# Brief
Nothing but the lines from the one containing "What data was" through the last line should be written out, please, exactly as they stand.

>> begin Data for the task

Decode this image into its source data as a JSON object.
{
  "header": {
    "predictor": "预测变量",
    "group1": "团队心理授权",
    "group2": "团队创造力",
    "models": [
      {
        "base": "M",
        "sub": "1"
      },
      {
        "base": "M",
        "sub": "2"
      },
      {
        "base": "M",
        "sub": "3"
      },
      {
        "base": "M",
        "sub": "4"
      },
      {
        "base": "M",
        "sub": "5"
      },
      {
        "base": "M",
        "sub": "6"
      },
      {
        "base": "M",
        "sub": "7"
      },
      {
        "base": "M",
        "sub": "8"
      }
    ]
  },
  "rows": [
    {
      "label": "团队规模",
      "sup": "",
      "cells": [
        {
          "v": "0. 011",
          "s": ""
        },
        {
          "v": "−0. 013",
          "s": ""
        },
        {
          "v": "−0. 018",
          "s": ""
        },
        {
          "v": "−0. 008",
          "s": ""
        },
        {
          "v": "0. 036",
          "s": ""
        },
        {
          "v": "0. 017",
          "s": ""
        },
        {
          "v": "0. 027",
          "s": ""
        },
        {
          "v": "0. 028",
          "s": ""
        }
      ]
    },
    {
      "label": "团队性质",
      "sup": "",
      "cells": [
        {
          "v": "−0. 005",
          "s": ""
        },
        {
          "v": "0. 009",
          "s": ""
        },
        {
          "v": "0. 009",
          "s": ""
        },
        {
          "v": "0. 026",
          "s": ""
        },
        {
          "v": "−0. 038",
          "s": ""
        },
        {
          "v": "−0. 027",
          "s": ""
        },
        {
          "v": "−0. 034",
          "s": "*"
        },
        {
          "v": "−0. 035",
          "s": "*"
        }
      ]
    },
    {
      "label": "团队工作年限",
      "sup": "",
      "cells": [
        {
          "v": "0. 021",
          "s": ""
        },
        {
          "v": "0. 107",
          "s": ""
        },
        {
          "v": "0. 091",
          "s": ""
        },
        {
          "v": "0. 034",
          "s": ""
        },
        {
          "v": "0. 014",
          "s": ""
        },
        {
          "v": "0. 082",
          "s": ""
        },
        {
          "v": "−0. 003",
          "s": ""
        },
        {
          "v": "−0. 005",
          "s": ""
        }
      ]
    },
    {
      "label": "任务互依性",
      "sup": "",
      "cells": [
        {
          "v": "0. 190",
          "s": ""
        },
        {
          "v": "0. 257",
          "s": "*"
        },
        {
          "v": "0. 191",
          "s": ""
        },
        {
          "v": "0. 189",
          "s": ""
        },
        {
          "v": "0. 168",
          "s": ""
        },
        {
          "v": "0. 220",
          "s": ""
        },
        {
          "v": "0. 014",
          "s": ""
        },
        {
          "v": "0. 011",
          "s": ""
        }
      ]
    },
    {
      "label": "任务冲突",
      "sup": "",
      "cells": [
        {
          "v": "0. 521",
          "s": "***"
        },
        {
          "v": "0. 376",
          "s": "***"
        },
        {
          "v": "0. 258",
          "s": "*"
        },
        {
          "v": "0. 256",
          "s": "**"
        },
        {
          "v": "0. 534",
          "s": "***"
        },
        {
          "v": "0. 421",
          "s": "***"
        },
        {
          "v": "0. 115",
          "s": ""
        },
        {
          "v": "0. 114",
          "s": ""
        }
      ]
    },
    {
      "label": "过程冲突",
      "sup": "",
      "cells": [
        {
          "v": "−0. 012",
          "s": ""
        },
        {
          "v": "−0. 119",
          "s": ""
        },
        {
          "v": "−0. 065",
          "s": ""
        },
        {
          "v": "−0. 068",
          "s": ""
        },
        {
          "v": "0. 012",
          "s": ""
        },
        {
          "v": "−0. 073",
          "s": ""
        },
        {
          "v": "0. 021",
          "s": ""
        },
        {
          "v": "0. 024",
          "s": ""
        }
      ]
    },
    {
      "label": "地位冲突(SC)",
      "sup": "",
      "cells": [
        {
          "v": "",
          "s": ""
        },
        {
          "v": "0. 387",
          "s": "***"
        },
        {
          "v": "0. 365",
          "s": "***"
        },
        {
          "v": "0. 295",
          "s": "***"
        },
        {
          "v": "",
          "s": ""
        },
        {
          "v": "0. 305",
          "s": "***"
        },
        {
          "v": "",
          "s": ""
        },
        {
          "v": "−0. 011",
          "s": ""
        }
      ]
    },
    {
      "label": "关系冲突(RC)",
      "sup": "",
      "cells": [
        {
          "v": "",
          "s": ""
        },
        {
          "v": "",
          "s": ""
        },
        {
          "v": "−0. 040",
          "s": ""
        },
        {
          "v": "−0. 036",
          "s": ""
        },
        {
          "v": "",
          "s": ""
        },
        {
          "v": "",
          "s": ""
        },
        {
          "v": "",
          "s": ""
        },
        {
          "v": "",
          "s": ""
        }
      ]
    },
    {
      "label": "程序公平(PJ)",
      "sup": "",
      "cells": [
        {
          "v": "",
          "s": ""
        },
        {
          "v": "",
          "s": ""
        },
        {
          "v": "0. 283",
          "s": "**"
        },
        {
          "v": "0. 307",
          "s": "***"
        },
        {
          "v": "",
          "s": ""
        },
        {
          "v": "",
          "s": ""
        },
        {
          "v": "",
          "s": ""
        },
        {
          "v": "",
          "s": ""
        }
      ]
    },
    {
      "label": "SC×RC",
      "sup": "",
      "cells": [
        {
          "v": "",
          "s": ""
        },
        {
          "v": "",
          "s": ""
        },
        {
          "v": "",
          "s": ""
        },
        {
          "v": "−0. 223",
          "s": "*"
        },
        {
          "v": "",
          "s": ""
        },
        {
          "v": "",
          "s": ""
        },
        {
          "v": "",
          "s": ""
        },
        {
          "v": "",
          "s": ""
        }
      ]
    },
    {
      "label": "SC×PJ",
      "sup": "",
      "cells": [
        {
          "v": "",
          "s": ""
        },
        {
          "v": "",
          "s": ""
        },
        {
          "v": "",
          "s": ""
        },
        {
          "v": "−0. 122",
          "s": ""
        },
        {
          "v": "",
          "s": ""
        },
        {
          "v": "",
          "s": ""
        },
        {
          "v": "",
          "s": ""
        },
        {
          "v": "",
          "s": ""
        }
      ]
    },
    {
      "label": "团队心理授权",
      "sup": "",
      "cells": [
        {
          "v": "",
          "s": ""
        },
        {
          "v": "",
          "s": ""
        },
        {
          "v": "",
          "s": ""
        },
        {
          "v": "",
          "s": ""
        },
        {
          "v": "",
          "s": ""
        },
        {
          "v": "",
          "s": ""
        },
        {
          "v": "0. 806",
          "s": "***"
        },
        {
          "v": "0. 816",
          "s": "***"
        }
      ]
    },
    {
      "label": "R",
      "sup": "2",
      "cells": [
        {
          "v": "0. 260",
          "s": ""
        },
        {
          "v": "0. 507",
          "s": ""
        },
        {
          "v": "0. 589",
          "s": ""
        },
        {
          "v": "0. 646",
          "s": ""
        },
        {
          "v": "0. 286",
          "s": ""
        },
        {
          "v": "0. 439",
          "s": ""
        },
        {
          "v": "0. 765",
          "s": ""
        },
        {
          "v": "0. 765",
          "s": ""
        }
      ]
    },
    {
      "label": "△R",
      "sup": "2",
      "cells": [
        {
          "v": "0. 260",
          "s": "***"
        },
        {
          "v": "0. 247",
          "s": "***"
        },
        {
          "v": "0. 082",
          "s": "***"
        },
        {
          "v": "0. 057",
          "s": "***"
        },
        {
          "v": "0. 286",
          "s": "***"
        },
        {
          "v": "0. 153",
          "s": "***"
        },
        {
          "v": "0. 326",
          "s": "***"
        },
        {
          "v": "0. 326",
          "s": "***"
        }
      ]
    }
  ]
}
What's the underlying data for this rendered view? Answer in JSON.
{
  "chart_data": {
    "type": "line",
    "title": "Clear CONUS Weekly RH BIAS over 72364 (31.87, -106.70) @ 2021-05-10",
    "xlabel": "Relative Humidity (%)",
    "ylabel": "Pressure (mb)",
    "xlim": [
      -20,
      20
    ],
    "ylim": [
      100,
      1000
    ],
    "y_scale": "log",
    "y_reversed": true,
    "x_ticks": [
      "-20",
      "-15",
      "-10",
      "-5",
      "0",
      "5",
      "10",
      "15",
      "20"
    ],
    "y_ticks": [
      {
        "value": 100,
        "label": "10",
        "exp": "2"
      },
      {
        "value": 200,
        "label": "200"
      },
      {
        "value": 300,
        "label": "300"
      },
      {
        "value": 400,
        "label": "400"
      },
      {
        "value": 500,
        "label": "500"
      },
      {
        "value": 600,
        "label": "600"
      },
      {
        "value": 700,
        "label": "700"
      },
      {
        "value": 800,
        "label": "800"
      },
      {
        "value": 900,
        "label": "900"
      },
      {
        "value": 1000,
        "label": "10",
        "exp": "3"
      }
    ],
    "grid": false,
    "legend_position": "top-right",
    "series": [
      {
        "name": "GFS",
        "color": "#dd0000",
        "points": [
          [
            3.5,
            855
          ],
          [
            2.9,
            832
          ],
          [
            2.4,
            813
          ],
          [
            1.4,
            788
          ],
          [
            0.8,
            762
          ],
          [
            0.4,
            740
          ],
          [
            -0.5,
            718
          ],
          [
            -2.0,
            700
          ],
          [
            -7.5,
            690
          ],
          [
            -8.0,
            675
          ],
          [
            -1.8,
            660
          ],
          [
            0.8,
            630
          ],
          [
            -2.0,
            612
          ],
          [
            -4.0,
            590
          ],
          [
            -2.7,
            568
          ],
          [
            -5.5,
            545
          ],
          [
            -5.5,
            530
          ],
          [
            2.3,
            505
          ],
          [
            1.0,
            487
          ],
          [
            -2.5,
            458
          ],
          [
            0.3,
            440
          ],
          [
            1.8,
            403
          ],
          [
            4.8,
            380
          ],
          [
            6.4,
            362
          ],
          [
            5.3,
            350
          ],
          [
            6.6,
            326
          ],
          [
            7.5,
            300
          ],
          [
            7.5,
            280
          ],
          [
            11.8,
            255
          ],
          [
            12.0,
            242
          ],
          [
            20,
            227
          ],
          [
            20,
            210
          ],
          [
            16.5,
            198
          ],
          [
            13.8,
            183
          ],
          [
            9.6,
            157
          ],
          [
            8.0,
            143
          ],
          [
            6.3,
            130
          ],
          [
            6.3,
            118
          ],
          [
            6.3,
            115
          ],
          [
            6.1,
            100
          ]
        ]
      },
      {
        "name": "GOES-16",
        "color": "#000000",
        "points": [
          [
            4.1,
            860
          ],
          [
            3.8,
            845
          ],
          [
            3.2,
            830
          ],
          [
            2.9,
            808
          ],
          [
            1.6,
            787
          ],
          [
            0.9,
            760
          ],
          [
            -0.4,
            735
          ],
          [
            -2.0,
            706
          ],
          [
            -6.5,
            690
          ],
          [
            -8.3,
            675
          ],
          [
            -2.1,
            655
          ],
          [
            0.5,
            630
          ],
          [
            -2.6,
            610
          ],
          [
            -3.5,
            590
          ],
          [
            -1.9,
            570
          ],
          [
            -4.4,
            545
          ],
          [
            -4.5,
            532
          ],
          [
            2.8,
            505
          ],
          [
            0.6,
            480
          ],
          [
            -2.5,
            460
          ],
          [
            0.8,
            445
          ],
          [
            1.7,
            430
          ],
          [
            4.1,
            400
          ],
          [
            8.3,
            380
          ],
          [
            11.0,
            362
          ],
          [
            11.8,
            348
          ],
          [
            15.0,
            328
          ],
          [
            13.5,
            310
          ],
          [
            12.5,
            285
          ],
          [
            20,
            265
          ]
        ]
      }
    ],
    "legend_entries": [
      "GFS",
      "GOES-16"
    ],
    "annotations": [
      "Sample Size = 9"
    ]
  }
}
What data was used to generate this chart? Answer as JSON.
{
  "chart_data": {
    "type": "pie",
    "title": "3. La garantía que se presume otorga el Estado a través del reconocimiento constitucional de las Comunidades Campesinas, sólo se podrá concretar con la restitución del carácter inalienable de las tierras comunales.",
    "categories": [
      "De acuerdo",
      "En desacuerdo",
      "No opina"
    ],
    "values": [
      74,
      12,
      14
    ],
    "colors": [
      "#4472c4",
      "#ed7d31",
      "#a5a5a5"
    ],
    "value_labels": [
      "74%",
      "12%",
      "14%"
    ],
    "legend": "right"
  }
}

>> end Data for the task

# Task answer
What data was used to generate this chart? Answer as JSON.
{
  "chart_data": {
    "type": "pie",
    "title": "3. La garantía que se presume otorga el Estado a través del reconocimiento constitucional de las Comunidades Campesinas, sólo se podrá concretar con la restitución del carácter inalienable de las tierras comunales.",
    "categories": [
      "De acuerdo",
      "En desacuerdo",
      "No opina"
    ],
    "values": [
      74,
      12,
      14
    ],
    "colors": [
      "#4472c4",
      "#ed7d31",
      "#a5a5a5"
    ],
    "value_labels": [
      "74%",
      "12%",
      "14%"
    ],
    "legend": "right"
  }
}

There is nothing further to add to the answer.